>> Begin Listed entries

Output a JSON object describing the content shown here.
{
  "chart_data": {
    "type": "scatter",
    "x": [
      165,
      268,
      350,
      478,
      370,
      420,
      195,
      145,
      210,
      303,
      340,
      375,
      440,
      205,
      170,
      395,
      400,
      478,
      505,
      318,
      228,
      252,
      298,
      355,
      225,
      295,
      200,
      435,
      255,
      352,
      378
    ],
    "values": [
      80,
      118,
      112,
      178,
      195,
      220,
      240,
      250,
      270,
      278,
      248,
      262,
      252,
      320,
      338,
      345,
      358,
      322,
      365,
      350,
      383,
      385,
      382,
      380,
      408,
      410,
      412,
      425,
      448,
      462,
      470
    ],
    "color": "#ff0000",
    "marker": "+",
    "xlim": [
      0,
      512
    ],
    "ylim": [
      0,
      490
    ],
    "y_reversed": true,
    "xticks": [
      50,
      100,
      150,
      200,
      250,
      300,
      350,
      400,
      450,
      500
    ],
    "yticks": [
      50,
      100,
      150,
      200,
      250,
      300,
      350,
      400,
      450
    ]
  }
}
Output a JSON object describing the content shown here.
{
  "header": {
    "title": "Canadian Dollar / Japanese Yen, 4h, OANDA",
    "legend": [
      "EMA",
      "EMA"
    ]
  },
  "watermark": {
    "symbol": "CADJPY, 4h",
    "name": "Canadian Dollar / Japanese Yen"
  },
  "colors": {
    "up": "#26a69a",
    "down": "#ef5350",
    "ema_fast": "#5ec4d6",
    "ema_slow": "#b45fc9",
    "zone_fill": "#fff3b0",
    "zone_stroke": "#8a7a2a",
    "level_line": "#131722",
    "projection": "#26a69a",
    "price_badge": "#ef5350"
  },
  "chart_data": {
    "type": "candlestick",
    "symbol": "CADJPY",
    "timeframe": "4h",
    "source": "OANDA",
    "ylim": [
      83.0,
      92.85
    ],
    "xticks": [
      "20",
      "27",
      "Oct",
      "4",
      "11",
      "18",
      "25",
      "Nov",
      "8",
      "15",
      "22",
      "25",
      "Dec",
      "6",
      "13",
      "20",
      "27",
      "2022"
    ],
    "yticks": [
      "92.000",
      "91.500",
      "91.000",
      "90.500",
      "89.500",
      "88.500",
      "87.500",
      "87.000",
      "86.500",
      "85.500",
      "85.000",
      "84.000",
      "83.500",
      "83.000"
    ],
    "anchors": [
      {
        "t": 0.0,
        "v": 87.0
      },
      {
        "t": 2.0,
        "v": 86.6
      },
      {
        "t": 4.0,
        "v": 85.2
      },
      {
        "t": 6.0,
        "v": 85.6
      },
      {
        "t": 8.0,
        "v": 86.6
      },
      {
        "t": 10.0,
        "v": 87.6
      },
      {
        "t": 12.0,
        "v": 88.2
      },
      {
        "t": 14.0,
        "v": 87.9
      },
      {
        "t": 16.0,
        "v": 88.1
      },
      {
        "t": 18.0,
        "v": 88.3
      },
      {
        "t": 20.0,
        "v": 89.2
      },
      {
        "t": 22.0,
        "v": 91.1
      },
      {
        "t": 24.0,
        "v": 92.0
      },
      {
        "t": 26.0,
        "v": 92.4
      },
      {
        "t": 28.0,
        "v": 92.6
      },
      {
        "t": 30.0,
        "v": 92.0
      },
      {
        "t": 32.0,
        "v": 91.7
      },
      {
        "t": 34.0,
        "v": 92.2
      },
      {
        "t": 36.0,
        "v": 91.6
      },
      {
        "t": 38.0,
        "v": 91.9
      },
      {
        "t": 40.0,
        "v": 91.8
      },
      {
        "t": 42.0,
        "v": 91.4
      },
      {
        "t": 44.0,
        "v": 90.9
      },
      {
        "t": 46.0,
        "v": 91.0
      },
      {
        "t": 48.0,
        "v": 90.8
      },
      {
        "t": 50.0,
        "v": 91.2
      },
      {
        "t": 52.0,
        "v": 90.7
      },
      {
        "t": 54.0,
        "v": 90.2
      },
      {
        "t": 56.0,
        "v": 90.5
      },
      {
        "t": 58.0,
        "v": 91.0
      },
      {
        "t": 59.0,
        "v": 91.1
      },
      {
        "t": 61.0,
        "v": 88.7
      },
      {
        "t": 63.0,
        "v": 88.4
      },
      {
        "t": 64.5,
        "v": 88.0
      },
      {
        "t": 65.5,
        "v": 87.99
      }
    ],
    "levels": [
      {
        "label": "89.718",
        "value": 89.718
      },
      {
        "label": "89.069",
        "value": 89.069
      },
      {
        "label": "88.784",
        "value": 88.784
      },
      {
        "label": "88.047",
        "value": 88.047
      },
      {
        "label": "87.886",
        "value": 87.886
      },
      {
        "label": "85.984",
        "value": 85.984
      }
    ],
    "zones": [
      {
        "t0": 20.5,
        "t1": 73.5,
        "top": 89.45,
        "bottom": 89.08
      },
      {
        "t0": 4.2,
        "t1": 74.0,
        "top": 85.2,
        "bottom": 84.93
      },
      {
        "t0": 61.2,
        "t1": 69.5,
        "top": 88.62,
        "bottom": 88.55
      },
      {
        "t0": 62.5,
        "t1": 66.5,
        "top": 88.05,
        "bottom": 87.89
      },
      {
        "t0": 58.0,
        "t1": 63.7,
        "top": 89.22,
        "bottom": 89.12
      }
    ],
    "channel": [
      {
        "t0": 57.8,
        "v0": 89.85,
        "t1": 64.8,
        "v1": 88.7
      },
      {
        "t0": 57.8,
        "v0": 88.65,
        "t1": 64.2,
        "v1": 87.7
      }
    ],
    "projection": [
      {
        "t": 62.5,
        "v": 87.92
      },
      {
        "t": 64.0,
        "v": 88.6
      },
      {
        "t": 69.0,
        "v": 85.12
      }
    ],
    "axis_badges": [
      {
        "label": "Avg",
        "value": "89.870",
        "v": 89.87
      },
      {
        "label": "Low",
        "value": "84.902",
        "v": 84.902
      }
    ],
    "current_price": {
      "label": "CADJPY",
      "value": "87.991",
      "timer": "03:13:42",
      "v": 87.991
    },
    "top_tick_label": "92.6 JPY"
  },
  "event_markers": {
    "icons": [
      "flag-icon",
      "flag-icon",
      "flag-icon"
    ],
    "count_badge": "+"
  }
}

>> End Listed entries

## Set exercise
Every line in the data that holds "Canadian" should be copied out.

## Result below
    "title": "Canadian Dollar / Japanese Yen, 4h, OANDA",
    "name": "Canadian Dollar / Japanese Yen"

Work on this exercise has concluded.